§ TASK DESCRIPTION
For the entries below, say how many lines include the word "merels" and add nothing else.

§ Entries of transcribed document text
****

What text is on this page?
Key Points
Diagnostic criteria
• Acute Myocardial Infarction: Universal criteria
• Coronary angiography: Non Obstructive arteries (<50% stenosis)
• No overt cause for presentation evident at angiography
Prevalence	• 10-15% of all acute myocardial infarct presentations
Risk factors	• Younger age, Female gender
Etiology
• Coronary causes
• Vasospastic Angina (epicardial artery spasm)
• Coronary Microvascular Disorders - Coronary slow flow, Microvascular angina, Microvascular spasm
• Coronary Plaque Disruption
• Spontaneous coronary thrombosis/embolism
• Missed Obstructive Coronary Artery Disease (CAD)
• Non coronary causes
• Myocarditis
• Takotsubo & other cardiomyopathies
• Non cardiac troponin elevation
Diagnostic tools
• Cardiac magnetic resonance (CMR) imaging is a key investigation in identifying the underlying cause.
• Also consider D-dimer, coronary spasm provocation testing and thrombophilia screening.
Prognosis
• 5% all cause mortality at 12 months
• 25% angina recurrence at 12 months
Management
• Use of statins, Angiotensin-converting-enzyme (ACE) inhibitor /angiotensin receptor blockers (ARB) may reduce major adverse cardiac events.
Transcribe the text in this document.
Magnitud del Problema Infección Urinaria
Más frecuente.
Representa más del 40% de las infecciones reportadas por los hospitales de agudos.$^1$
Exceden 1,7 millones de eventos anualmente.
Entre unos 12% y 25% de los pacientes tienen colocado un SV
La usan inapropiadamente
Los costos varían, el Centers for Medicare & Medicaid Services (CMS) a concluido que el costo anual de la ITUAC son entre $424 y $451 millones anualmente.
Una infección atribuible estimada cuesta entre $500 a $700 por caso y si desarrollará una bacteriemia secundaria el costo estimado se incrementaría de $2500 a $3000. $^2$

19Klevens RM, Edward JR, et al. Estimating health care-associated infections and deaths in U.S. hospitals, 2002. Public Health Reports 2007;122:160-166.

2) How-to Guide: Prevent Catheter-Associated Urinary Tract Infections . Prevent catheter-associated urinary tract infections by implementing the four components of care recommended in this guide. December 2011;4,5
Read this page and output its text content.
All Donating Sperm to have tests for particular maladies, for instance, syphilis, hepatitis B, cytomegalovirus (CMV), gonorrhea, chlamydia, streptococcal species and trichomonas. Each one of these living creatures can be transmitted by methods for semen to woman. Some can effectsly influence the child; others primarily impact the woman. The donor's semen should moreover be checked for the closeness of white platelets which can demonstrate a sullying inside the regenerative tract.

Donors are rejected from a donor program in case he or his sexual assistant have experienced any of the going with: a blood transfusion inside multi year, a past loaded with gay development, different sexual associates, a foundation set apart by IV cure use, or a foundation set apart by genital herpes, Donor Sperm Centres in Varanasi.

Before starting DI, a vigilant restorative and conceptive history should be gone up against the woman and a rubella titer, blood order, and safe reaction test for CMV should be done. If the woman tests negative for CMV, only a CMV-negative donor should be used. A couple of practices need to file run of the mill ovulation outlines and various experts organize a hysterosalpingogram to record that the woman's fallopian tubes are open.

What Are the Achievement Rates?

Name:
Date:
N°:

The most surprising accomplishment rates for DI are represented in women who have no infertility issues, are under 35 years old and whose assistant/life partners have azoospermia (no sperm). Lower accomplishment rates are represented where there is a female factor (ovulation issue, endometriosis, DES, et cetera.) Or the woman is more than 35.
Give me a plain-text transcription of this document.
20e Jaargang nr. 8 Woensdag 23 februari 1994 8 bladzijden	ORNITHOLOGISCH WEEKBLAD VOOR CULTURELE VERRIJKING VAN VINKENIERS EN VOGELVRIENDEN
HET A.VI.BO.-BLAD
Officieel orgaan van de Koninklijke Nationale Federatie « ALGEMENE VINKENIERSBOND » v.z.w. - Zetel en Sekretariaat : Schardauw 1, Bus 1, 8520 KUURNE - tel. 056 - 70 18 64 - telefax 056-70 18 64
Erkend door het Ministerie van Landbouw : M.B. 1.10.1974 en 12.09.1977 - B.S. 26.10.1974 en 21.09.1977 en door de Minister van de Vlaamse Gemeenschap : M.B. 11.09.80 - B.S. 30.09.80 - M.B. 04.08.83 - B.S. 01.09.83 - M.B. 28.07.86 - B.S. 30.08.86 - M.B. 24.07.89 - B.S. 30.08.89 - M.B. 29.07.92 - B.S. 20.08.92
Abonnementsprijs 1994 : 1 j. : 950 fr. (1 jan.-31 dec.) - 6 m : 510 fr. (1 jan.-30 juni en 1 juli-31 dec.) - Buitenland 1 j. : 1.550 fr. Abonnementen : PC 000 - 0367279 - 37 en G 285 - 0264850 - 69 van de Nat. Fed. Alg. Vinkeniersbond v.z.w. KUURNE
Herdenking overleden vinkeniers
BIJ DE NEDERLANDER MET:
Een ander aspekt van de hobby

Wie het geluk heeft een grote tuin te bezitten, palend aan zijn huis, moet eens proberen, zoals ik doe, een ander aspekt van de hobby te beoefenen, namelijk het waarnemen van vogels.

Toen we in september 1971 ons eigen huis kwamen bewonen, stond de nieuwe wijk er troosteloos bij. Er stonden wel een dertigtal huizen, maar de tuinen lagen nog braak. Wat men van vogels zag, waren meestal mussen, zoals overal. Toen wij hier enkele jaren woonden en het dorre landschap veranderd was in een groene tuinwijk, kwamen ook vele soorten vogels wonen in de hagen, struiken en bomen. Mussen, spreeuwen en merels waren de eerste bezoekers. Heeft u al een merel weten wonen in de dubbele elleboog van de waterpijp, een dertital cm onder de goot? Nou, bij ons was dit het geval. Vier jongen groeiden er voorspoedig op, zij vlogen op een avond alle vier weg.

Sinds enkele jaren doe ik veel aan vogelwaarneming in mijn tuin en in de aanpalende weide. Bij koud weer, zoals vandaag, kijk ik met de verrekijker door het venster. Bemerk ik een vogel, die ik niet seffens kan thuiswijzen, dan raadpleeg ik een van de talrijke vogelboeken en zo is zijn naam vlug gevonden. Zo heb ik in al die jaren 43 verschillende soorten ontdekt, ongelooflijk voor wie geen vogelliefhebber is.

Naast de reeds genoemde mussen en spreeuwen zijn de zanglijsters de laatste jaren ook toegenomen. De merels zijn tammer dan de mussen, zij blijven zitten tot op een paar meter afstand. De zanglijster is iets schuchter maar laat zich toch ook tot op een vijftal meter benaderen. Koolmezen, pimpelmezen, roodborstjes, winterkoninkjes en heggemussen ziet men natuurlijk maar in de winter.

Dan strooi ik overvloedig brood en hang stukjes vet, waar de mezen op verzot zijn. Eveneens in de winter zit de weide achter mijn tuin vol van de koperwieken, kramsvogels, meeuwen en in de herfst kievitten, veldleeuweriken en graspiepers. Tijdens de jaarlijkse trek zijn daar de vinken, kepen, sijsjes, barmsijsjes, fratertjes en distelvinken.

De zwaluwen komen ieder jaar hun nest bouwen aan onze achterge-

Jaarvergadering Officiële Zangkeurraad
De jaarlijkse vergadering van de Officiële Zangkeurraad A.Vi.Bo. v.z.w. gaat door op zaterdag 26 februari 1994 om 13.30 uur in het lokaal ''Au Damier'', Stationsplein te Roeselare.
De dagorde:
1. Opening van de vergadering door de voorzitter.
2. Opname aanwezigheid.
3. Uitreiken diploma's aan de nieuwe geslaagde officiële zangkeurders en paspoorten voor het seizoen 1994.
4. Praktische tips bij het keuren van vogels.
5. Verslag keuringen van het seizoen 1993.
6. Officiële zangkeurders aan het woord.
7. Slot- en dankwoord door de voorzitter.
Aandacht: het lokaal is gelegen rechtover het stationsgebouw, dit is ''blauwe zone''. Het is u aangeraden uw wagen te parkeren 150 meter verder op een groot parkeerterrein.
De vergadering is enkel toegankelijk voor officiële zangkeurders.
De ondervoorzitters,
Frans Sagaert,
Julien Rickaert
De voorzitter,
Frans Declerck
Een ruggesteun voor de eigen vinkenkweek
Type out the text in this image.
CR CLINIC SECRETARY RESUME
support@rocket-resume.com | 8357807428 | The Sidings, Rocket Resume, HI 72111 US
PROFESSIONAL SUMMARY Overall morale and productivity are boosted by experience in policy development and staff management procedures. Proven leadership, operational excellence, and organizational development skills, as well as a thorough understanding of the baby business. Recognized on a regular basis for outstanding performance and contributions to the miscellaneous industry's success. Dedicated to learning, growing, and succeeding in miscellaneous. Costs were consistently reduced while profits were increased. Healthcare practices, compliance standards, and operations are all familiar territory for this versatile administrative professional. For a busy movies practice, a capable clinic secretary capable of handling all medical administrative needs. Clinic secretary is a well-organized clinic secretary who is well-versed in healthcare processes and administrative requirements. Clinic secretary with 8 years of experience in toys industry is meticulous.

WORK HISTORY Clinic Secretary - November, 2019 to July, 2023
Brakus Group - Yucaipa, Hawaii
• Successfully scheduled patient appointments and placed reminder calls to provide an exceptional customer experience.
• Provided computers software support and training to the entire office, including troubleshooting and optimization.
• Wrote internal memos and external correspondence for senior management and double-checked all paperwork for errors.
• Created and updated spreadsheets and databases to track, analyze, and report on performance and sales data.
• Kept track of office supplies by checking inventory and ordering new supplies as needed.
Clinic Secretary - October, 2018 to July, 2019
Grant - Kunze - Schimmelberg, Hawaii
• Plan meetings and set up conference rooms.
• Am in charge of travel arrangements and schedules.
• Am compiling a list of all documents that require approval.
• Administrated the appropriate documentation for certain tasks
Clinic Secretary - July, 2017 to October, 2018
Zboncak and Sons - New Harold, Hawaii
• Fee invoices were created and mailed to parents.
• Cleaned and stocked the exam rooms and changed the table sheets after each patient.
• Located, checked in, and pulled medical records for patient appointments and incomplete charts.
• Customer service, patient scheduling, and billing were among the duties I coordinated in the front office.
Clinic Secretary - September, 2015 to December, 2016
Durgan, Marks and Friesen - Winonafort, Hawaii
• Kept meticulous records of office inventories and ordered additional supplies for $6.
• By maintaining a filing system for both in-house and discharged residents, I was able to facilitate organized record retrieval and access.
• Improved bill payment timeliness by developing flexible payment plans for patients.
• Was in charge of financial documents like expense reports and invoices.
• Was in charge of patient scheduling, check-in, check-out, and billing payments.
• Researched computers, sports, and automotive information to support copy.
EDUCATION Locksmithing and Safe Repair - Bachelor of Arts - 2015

****

§ ANSWER FOR THE TASK
2